### EXERCISE OBJECTIVE
Copy out each line of the data holding "JSON".
--- RECORDS FOR THE TASK ---
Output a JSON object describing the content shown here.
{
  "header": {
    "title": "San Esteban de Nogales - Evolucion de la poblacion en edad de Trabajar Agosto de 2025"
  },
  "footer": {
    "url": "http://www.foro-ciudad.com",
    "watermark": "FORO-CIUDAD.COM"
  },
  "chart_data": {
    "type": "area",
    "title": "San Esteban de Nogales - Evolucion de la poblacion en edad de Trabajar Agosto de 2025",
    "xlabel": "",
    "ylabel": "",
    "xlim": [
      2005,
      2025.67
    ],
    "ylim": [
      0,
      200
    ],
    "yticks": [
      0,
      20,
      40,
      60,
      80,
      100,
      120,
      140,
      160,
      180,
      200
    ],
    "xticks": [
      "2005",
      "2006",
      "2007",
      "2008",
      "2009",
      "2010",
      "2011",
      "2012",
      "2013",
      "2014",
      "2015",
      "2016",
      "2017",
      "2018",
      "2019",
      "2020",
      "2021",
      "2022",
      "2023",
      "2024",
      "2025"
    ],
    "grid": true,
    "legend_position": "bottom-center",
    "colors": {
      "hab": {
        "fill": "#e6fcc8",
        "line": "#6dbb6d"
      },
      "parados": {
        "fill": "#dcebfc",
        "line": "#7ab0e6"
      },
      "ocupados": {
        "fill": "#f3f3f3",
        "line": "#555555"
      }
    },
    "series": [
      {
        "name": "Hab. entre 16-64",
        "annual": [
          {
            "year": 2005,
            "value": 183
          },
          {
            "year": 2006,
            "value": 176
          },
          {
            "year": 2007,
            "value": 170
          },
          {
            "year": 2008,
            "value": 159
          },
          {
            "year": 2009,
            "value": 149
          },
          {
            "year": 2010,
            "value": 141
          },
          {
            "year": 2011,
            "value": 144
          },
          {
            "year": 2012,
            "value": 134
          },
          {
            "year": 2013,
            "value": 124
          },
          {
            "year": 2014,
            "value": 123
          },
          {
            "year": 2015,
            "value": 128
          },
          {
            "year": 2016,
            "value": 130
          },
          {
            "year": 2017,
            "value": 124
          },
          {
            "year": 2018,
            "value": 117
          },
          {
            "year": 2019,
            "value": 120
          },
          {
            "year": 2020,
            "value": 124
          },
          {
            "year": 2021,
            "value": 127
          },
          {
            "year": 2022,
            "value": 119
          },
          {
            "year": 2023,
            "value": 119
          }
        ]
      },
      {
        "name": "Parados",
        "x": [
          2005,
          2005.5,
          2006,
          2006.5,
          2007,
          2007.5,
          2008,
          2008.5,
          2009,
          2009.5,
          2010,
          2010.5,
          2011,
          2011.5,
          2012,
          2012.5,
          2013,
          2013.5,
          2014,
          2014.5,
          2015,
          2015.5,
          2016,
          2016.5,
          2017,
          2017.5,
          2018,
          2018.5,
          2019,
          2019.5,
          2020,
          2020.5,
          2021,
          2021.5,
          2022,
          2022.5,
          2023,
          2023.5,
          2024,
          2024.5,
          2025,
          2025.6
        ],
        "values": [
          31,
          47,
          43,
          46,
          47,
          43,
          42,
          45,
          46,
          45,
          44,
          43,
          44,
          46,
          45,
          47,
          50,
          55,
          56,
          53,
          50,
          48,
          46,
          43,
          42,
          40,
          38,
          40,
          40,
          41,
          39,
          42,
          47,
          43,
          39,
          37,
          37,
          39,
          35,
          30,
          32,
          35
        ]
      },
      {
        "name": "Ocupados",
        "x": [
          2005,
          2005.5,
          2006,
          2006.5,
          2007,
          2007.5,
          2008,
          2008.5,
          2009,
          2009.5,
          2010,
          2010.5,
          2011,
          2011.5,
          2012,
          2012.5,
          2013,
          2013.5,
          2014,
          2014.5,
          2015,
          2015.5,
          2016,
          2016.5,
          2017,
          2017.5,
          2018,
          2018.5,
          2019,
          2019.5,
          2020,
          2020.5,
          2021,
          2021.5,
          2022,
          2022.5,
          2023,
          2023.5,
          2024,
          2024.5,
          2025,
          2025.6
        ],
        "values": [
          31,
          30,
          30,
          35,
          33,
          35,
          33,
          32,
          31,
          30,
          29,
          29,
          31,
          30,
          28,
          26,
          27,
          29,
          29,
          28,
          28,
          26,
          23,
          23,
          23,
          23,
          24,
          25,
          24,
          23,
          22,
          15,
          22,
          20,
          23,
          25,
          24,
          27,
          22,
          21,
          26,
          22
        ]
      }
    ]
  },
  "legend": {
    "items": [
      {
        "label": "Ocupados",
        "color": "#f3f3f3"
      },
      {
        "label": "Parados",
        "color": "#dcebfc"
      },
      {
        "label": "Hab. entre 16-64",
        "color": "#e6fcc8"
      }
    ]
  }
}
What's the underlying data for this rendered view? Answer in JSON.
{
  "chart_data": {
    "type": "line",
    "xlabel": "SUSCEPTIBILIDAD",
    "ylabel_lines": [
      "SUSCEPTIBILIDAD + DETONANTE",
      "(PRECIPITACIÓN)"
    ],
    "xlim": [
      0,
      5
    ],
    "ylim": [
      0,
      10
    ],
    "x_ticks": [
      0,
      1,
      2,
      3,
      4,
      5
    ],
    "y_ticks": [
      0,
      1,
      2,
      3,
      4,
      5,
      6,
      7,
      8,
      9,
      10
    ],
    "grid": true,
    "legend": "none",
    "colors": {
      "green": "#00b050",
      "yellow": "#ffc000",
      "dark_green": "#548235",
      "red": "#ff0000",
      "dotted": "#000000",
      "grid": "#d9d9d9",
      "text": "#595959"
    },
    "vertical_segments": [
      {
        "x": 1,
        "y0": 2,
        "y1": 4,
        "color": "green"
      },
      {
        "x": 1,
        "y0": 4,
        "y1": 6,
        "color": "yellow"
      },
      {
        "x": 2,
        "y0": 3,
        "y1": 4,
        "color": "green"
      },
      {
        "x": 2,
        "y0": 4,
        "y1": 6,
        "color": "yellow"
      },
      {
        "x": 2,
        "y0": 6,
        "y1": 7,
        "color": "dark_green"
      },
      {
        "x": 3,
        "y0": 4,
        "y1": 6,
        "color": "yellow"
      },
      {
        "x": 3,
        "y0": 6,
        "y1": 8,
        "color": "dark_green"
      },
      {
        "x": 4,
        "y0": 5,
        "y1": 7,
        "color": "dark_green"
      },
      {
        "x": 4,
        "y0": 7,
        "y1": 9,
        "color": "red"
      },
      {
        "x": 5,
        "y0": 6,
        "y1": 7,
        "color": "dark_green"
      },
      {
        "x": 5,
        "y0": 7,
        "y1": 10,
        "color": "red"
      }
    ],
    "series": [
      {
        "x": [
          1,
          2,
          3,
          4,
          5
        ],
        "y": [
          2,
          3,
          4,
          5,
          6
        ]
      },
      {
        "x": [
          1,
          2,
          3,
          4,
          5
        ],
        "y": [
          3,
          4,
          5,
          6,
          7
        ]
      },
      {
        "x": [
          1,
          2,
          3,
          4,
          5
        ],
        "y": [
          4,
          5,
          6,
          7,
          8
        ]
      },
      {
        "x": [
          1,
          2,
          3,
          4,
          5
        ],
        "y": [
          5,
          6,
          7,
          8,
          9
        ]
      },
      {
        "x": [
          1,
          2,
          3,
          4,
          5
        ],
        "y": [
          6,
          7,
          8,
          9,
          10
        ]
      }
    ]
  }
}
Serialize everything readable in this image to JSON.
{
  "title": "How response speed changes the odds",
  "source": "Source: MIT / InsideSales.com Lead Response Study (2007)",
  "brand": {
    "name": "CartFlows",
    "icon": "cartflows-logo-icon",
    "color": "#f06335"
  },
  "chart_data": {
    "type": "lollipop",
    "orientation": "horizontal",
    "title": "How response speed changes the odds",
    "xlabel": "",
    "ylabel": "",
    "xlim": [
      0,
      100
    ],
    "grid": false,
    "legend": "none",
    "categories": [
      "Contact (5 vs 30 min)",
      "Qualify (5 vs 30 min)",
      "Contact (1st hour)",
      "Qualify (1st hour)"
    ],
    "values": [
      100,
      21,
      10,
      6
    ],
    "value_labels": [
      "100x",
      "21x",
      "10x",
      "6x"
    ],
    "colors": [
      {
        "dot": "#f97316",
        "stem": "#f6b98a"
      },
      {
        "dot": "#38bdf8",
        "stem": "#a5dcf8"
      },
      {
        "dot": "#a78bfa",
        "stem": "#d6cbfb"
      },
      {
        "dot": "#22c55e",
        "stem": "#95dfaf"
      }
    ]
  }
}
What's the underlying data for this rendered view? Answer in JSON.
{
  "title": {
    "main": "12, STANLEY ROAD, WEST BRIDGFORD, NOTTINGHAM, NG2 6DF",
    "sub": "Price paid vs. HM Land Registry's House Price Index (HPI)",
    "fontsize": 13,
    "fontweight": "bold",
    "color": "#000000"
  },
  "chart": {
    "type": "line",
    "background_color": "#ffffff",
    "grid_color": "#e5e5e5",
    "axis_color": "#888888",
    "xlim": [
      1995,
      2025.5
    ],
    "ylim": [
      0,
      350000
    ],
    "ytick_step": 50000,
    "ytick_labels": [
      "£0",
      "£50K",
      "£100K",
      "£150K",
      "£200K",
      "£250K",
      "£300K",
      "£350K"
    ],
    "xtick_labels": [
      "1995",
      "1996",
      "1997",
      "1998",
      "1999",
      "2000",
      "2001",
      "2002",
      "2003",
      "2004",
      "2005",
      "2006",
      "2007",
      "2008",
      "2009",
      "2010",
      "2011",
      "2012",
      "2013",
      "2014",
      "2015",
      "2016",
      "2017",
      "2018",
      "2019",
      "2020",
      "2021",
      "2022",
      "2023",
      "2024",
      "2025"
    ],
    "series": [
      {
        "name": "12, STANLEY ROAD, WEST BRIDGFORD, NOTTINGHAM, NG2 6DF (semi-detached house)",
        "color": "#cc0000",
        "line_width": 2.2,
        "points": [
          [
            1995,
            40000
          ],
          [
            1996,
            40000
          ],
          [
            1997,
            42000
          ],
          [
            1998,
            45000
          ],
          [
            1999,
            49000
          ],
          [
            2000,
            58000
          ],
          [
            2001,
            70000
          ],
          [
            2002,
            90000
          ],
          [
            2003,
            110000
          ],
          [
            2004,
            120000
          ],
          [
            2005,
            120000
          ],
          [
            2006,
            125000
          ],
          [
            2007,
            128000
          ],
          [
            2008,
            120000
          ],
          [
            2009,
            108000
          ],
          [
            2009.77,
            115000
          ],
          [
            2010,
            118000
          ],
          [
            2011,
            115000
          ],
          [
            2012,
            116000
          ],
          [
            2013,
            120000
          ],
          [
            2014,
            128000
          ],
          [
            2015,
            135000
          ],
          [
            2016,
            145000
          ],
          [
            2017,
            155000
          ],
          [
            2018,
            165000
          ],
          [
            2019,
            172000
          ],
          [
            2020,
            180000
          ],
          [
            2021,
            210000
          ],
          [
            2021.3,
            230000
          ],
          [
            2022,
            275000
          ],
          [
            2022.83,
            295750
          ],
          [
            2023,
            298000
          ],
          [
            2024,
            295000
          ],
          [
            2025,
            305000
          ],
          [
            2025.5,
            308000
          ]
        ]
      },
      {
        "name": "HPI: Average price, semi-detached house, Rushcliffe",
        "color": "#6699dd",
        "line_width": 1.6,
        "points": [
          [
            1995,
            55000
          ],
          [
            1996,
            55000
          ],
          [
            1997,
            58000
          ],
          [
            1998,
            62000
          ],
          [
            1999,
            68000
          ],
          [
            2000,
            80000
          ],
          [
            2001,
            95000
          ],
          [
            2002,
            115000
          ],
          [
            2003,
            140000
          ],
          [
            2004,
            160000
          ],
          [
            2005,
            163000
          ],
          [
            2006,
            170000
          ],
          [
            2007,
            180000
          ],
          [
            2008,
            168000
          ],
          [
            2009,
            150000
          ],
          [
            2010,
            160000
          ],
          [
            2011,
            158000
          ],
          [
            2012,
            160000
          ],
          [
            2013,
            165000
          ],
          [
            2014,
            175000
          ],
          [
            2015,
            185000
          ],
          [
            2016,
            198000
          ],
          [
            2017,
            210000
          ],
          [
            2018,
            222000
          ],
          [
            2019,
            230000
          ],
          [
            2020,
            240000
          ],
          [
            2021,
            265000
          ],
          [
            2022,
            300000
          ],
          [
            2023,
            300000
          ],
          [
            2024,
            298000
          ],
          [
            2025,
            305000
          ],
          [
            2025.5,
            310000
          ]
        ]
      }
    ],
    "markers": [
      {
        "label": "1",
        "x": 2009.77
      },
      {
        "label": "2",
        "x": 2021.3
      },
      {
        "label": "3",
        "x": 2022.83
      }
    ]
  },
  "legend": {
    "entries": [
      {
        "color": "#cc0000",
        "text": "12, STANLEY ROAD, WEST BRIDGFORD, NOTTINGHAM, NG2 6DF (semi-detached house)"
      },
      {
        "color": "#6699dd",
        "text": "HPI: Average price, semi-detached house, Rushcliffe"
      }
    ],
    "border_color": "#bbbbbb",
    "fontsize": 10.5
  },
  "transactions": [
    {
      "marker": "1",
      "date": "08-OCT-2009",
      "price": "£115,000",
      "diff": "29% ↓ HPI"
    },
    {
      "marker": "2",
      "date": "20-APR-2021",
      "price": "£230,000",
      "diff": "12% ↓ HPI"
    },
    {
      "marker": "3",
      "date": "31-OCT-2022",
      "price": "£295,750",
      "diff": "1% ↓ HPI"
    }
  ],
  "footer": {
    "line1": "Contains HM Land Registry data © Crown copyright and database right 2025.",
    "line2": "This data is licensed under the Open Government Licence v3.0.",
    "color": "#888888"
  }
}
---
### RESPONSE TO THIS EXERCISE
Output a JSON object describing the content shown here.
What's the underlying data for this rendered view? Answer in JSON.
Serialize everything readable in this image to JSON.
What's the underlying data for this rendered view? Answer in JSON.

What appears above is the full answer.